--- EXERCISE INSTRUCTIONS ---
Exclude pictures; retype the lines below from the line containing "Type out the text in this image." through the end of the records, both ends kept.
★ ★ ★ ★ ★ ★ ★
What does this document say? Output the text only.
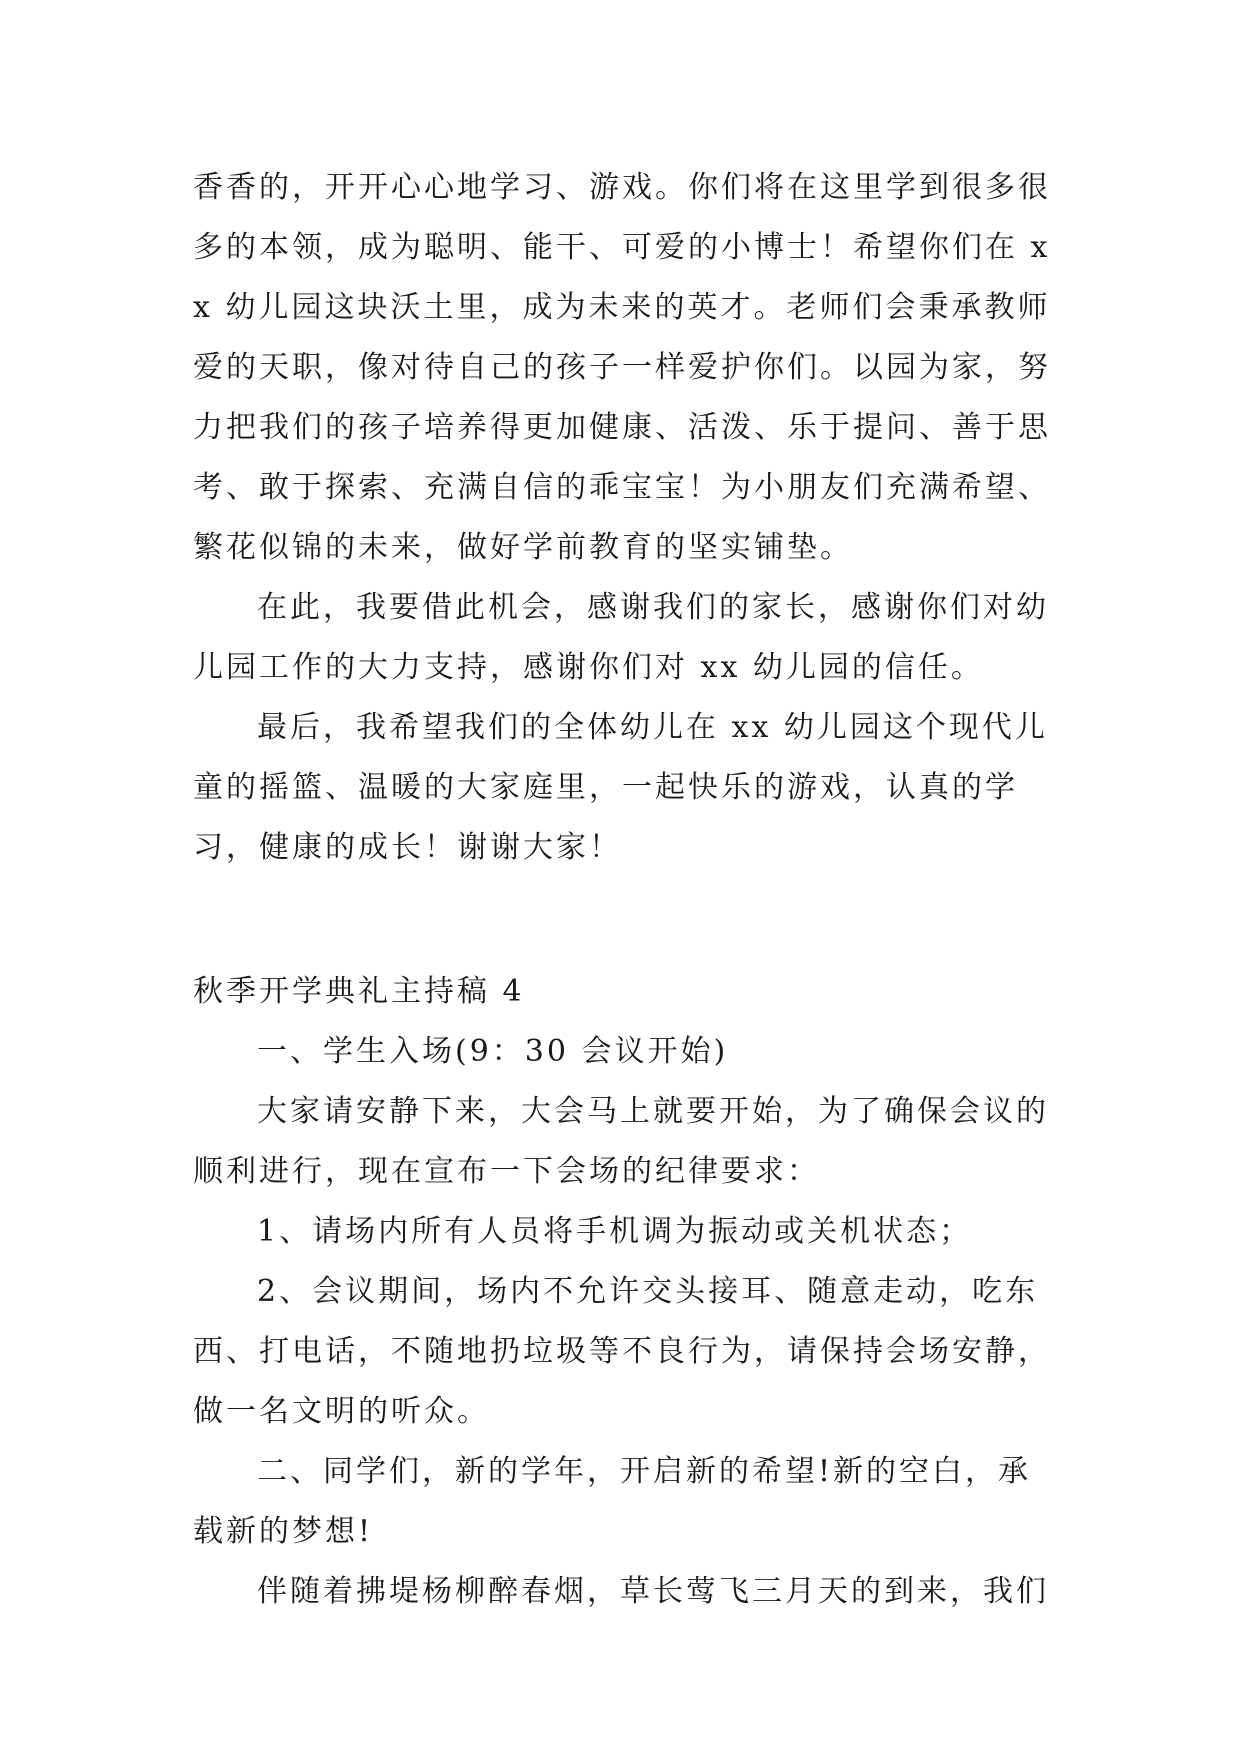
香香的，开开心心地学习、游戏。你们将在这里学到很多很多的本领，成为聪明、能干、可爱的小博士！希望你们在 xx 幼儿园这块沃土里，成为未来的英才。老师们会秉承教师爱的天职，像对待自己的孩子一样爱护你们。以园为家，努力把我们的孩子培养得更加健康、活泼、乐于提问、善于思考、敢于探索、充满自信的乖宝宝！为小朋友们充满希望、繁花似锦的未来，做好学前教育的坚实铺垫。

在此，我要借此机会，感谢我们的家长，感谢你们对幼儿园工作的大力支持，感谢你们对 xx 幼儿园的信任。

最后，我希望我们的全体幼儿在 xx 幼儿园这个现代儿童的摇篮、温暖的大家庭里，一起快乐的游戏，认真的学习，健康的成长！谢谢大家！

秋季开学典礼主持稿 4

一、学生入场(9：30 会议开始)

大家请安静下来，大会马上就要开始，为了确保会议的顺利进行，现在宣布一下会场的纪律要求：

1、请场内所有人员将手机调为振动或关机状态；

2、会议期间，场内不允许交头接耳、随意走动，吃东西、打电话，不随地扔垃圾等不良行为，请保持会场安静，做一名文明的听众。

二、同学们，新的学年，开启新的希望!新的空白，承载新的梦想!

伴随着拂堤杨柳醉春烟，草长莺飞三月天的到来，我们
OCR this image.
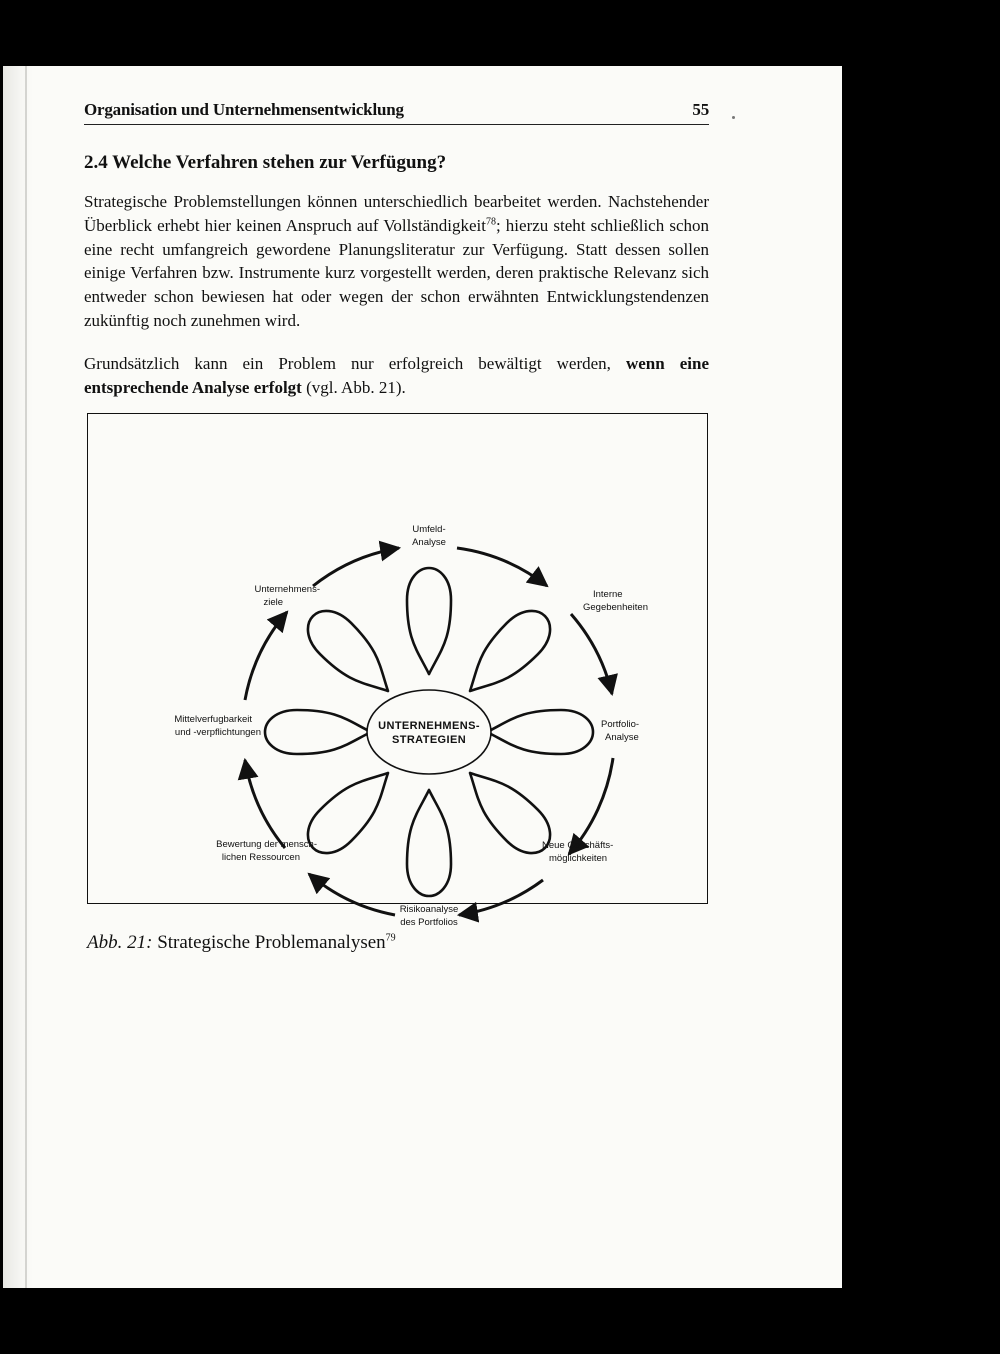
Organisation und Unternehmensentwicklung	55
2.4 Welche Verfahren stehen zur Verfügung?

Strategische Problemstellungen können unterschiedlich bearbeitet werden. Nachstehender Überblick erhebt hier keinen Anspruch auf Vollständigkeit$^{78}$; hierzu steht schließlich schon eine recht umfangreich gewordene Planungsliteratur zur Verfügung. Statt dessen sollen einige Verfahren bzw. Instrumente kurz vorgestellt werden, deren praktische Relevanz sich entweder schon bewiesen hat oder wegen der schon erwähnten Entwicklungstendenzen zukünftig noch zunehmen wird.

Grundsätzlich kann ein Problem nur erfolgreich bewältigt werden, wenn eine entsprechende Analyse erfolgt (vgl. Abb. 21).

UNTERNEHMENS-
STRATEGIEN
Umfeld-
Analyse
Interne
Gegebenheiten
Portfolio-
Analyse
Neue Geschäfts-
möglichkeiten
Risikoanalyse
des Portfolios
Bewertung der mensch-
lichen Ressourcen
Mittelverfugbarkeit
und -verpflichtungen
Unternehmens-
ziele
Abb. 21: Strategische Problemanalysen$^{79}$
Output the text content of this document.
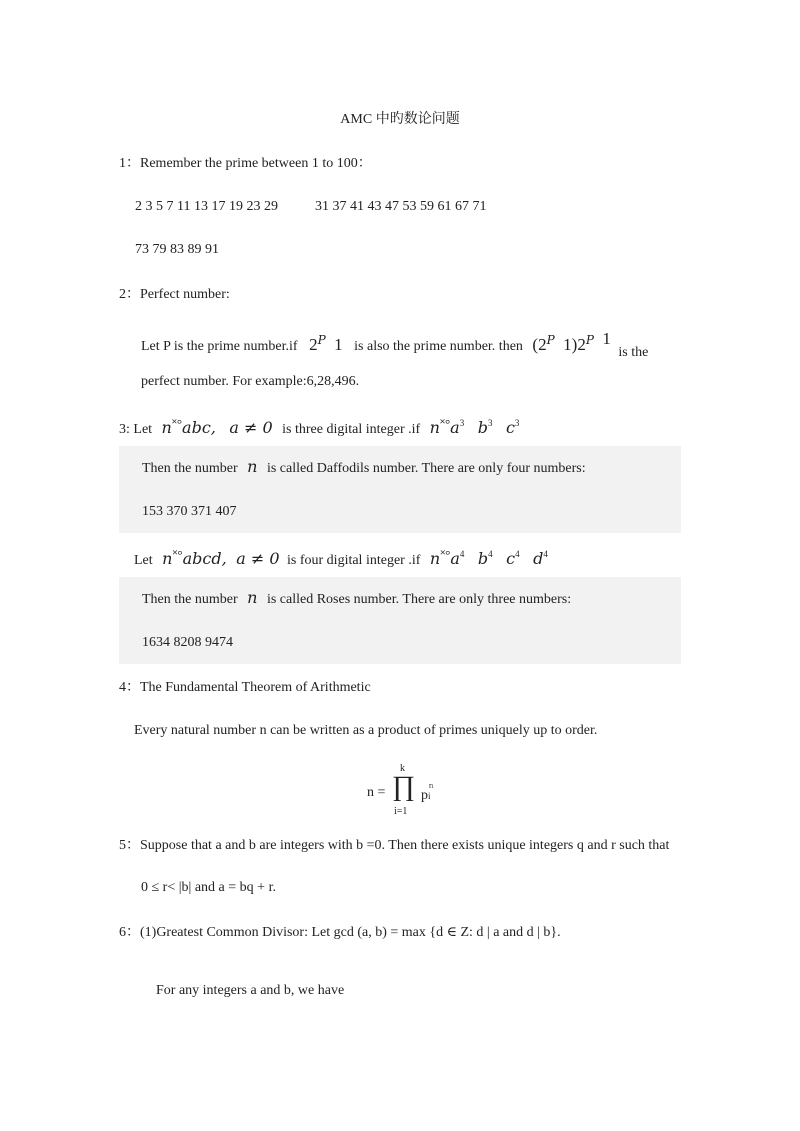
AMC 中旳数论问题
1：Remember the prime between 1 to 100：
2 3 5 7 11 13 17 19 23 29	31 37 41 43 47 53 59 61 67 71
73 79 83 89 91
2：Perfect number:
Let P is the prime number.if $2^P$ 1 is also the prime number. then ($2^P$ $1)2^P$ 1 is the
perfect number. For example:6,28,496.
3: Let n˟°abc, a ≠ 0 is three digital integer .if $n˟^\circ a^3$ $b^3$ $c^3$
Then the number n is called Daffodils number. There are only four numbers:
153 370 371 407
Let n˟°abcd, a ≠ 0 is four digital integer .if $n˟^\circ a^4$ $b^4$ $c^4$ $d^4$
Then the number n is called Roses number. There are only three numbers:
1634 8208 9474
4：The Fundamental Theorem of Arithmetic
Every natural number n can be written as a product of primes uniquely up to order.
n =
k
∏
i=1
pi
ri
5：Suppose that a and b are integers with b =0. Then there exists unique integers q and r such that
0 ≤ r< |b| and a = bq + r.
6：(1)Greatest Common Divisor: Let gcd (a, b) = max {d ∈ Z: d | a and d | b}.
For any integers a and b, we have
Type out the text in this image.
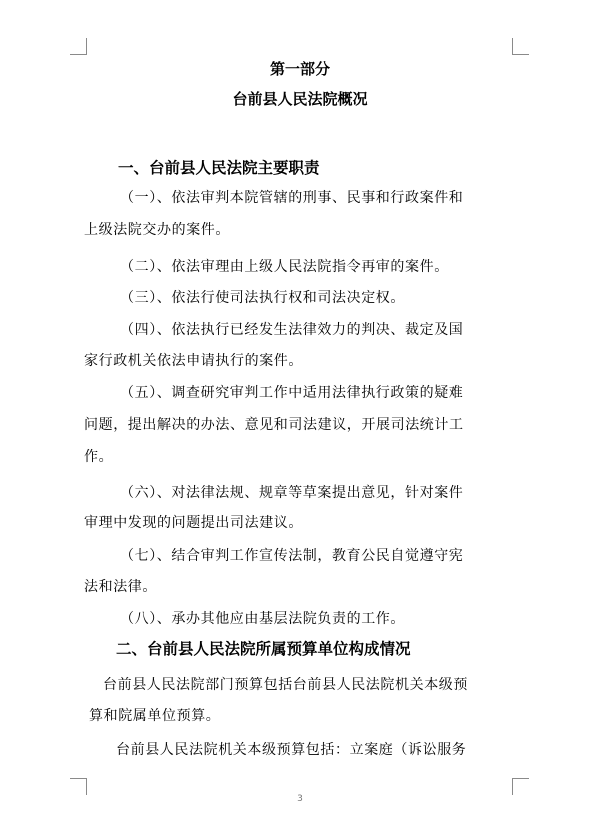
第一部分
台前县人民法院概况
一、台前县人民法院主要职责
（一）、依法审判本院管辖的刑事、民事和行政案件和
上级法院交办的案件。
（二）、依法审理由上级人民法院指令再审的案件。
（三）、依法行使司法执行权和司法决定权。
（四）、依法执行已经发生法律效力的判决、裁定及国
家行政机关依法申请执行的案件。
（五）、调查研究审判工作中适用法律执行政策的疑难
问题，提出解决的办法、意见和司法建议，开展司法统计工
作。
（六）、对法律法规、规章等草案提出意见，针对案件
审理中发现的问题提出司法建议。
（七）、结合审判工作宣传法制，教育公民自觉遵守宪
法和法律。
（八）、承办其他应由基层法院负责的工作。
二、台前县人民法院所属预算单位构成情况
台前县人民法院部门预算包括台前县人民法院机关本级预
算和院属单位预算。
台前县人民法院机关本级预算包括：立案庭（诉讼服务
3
★ ★ ★ ★ ★ ★ ★
--- ANSWER FOR THE TASK ---
Type out the text in this image.
第一部分
台前县人民法院概况
一、台前县人民法院主要职责
（一）、依法审判本院管辖的刑事、民事和行政案件和
上级法院交办的案件。
（二）、依法审理由上级人民法院指令再审的案件。
（三）、依法行使司法执行权和司法决定权。
（四）、依法执行已经发生法律效力的判决、裁定及国
家行政机关依法申请执行的案件。
（五）、调查研究审判工作中适用法律执行政策的疑难
问题，提出解决的办法、意见和司法建议，开展司法统计工
作。
（六）、对法律法规、规章等草案提出意见，针对案件
审理中发现的问题提出司法建议。
（七）、结合审判工作宣传法制，教育公民自觉遵守宪
法和法律。
（八）、承办其他应由基层法院负责的工作。
二、台前县人民法院所属预算单位构成情况
台前县人民法院部门预算包括台前县人民法院机关本级预
算和院属单位预算。
台前县人民法院机关本级预算包括：立案庭（诉讼服务
3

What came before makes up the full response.